:: INPUT FOR THIS TASK ::
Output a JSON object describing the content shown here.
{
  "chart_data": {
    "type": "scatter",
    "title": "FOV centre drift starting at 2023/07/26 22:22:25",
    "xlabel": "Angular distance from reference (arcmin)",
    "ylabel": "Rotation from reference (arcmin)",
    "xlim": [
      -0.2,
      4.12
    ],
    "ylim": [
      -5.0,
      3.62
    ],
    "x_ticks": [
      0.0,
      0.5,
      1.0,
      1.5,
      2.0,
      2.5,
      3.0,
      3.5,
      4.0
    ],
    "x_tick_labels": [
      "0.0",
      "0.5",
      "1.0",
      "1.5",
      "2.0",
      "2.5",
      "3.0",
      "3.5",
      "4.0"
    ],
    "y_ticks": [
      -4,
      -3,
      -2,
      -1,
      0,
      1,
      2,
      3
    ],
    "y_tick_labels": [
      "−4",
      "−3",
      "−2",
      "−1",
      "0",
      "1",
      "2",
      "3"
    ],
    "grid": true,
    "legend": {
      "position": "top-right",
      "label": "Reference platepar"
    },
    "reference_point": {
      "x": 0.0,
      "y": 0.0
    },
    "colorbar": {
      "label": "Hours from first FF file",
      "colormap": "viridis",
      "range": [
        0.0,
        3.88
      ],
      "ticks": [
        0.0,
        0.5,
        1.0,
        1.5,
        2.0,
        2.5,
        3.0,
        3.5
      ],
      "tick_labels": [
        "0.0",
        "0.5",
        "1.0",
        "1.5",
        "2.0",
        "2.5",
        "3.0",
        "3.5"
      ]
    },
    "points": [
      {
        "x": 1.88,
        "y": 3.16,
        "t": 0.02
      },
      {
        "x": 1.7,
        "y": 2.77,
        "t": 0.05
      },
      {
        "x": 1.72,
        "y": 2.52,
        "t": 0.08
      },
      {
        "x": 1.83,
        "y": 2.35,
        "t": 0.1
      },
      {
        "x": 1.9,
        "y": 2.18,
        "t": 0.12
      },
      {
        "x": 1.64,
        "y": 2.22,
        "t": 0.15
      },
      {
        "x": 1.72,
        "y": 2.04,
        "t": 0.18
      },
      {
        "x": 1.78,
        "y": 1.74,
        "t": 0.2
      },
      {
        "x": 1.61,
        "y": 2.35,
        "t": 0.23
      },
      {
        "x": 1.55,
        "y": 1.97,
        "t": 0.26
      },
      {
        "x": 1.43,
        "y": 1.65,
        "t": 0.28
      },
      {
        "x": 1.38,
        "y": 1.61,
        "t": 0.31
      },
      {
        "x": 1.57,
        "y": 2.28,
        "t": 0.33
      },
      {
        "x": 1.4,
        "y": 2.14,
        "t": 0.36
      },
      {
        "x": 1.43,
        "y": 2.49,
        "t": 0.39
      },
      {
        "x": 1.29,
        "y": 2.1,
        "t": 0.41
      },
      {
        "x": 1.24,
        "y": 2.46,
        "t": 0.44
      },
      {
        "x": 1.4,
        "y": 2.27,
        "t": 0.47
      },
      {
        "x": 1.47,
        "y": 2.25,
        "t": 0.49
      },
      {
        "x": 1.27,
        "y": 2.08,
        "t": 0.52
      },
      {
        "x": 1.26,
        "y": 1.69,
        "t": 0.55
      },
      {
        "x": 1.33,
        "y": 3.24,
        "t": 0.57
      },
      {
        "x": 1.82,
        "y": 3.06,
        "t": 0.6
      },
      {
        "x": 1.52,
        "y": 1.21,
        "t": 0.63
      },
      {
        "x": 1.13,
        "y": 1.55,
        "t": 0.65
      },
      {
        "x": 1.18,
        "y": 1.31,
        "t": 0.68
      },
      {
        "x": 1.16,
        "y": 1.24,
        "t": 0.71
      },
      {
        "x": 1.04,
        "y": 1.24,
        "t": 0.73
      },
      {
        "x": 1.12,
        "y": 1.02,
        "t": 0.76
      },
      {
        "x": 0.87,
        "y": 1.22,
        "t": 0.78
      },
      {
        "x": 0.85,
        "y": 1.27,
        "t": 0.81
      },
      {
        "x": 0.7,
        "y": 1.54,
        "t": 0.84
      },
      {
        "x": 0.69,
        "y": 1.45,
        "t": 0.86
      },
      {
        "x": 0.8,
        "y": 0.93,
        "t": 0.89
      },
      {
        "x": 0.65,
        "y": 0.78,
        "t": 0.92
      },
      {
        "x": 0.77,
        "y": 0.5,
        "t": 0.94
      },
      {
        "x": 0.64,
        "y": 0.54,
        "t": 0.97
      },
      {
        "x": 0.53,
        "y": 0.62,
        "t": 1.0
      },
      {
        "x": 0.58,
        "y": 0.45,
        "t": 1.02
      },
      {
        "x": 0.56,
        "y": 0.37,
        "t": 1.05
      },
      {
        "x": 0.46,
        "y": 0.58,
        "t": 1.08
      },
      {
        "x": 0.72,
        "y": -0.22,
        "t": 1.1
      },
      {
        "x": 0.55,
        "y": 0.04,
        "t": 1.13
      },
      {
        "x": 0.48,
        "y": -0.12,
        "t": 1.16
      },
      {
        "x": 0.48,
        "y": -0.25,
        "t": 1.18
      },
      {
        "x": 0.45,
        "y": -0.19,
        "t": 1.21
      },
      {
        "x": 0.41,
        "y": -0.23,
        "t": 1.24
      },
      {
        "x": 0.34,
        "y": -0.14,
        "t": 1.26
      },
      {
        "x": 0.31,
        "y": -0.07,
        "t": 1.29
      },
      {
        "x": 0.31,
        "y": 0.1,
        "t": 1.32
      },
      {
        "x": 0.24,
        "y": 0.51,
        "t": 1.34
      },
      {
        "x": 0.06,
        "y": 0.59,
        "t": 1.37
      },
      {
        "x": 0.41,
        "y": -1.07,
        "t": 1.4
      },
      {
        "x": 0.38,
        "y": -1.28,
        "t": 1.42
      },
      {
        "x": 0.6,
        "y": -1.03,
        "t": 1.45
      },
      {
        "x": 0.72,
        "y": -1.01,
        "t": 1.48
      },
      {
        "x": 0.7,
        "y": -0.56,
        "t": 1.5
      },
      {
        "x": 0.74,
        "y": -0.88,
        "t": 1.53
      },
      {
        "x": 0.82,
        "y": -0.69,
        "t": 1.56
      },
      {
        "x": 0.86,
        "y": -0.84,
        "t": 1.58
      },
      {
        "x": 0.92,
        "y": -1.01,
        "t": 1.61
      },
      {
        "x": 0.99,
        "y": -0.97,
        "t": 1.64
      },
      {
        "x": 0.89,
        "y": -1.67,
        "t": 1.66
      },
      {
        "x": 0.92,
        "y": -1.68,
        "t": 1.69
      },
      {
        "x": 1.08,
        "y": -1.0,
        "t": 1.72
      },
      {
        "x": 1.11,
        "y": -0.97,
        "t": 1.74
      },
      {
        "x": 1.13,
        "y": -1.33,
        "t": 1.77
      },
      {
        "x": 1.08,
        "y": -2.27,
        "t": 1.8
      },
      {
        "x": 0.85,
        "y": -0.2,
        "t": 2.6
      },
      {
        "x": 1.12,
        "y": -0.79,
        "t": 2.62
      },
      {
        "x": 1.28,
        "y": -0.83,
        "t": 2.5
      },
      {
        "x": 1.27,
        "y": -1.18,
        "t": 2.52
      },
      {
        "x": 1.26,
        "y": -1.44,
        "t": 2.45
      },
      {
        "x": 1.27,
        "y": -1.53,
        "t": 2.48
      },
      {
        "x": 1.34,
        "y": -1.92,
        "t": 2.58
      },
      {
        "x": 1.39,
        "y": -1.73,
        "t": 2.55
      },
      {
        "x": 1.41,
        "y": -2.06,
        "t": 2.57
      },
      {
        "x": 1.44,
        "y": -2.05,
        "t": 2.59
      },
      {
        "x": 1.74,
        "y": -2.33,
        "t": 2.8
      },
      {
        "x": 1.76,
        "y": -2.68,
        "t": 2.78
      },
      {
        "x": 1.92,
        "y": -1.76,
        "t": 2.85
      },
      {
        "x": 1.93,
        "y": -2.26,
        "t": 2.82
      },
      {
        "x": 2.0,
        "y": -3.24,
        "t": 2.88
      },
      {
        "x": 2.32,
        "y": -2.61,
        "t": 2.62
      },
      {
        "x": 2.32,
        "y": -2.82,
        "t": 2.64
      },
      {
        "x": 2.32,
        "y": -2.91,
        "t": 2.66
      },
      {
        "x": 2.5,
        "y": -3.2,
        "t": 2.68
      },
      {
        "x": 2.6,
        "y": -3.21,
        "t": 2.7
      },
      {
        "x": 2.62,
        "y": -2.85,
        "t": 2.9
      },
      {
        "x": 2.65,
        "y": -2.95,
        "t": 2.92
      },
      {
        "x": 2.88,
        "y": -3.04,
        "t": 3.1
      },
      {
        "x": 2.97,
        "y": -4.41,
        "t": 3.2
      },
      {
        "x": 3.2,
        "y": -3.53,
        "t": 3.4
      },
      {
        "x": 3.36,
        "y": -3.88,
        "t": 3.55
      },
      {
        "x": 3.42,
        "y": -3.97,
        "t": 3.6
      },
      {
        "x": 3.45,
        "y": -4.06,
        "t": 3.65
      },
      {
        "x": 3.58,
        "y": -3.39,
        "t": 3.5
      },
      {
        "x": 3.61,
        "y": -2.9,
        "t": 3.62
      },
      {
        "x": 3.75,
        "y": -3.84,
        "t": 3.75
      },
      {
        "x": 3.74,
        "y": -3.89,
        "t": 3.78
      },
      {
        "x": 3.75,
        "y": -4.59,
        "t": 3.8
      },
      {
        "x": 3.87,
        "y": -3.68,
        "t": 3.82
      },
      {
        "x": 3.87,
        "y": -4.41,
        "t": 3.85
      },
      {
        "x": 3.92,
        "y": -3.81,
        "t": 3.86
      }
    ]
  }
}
--
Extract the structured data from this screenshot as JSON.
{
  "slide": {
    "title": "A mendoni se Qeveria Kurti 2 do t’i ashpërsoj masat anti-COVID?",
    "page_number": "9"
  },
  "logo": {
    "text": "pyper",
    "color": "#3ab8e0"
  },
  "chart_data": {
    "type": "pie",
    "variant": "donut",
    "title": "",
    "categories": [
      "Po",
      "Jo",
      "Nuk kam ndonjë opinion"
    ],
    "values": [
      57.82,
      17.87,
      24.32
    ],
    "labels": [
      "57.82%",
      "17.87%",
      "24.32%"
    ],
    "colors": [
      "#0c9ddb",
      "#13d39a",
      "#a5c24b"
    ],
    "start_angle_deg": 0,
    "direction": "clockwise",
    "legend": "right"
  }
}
==
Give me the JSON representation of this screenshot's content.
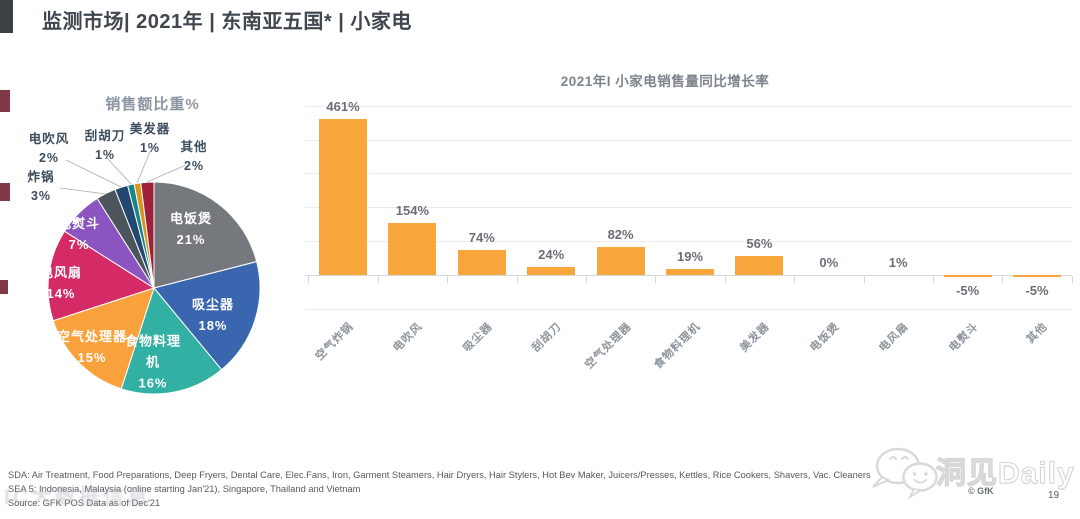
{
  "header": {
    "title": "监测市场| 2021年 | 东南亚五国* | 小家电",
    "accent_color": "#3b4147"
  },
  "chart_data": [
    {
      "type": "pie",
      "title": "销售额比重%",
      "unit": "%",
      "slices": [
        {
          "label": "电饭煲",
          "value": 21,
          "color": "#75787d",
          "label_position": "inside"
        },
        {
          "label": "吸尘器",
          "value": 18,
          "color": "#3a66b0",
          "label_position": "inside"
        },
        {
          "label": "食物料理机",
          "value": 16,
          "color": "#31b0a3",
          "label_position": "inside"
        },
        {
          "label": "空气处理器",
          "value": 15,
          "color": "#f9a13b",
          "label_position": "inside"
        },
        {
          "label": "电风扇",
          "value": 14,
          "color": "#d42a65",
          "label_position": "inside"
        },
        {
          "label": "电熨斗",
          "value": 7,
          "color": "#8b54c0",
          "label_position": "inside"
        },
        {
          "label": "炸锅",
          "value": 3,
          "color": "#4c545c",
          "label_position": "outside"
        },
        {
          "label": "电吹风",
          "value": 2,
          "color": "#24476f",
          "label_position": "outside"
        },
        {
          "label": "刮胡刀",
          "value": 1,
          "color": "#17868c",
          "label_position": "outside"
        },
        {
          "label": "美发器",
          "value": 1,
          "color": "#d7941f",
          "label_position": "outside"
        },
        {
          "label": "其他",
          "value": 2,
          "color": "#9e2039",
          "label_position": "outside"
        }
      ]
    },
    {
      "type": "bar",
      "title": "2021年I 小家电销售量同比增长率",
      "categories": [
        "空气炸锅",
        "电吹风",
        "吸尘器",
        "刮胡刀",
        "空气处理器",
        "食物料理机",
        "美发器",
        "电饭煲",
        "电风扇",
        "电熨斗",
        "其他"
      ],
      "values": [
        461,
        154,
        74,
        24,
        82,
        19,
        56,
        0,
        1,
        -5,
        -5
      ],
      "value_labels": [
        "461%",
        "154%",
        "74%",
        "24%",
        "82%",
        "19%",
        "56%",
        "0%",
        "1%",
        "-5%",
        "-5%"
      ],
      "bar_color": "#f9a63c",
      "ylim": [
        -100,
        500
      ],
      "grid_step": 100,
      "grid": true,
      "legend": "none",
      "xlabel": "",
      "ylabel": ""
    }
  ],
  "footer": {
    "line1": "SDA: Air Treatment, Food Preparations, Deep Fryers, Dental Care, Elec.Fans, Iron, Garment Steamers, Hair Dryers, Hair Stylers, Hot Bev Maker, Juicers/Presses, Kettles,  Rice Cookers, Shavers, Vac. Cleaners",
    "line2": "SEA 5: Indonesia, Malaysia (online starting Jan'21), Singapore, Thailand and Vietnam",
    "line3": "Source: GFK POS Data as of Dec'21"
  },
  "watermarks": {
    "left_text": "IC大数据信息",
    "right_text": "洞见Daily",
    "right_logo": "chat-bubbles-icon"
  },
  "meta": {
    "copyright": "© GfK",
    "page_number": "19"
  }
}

:: THE TASK ::
From the entries above, select each line containing the string "content".

:: SOLUTION TO THIS PROBLEM ::
Output a JSON object describing the content shown here.
Give me the JSON representation of this screenshot's content.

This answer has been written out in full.